Stated problem A: From the listing, quote the lines between the one holding "svg-text:5.00°: 5.00° [553,76,559,89]" and the one holding "svg-text:252°- 288°: 252°- 288°", inclusive.

Selected passage:
Me too, me too, yeah. But setting that aside, thinking about you know, maybe sort of the last 10, 15 years, I feel like I'm gonna put my money behind virtualization. So, whether we're talking hypervisor containers, whatever, multi-tenancy to me is, I think, a core technology that has enabled all kinds of stuff that's happening now.

Speaker 1:

Yeah, that's a major one, for sure. What about you? You can. Well, if you look at the context, here is biggest change in technology over the last 10 or 15 years.

Speaker 3:

I think, right, that's what was in the show notes. So that's what I was thinking about as I was getting ready for this. Sure, yeah, go for it, and for me.

Speaker 3:

I'm gonna take a little bit of a departure from infrastructure and talk about something that I think has affected us within tech, but then also society as a whole, and that is the rise of ubiquitous smart screens. Because we got them everywhere, eric. They're on our. We got phones, tablets, watches, tvs, our monitors, of course, whether that's laptop or whatever Head sets now VR headsets, more and more of a thing. They're in our cars, they're on personal assistant devices. It's not just you know, hey, robot lady, do the thing for me.

Exercise inputs:
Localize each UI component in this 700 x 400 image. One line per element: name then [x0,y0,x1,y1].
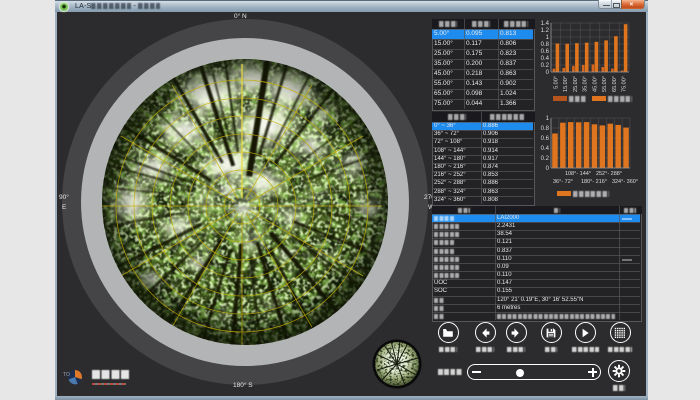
svg-text:5.00°: 5.00° [553,76,559,89]
svg-text:65.00°: 65.00° [612,76,618,92]
svg-text:0.2: 0.2 [541,63,550,69]
svg-text:0.8: 0.8 [541,126,550,132]
svg-text:1.4: 1.4 [541,21,550,27]
svg-text:75.00°: 75.00° [622,76,628,92]
svg-text:1: 1 [546,35,550,41]
svg-text:0: 0 [546,70,550,76]
svg-text:1: 1 [546,116,550,122]
svg-text:108°- 144°: 108°- 144° [565,171,591,177]
svg-text:TO: TO [63,372,70,378]
svg-text:0.8: 0.8 [541,42,550,48]
svg-text:0.4: 0.4 [541,56,550,62]
svg-text:55.00°: 55.00° [602,76,608,92]
svg-text:35.00°: 35.00° [583,76,589,92]
svg-text:25.00°: 25.00° [573,76,579,92]
svg-text:324°- 360°: 324°- 360° [612,179,638,185]
svg-text:180°- 216°: 180°- 216° [581,179,607,185]
svg-text:0.6: 0.6 [541,136,550,142]
svg-text:36°- 72°: 36°- 72° [553,179,573,185]
svg-text:0.6: 0.6 [541,49,550,55]
svg-text:0.2: 0.2 [541,156,550,162]
svg-text:0: 0 [546,166,550,172]
svg-text:252°- 288°: 252°- 288° [596,171,622,177]
svg-text:1.2: 1.2 [541,28,550,34]
svg-text:0.4: 0.4 [541,146,550,152]
svg-text:15.00°: 15.00° [563,76,569,92]
svg-text:45.00°: 45.00° [592,76,598,92]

Stated problem B: In the transcript on technology changes, list the devices named before "of course" in the sentence that begins "We got phones".

Written answer A:
svg-text:5.00°: 5.00° [553,76,559,89]
svg-text:65.00°: 65.00° [612,76,618,92]
svg-text:0.2: 0.2 [541,63,550,69]
svg-text:0.8: 0.8 [541,126,550,132]
svg-text:1.4: 1.4 [541,21,550,27]
svg-text:75.00°: 75.00° [622,76,628,92]
svg-text:1: 1 [546,35,550,41]
svg-text:0: 0 [546,70,550,76]
svg-text:1: 1 [546,116,550,122]
svg-text:108°- 144°: 108°- 144° [565,171,591,177]
svg-text:TO: TO [63,372,70,378]
svg-text:0.8: 0.8 [541,42,550,48]
svg-text:0.4: 0.4 [541,56,550,62]
svg-text:55.00°: 55.00° [602,76,608,92]
svg-text:35.00°: 35.00° [583,76,589,92]
svg-text:25.00°: 25.00° [573,76,579,92]
svg-text:324°- 360°: 324°- 360° [612,179,638,185]
svg-text:180°- 216°: 180°- 216° [581,179,607,185]
svg-text:0.6: 0.6 [541,136,550,142]
svg-text:36°- 72°: 36°- 72° [553,179,573,185]
svg-text:0.6: 0.6 [541,49,550,55]
svg-text:0.2: 0.2 [541,156,550,162]
svg-text:0: 0 [546,166,550,172]
svg-text:252°- 288°: 252°- 288° [596,171,622,177]

Written answer B: phones, tablets, watches, tvs, monitors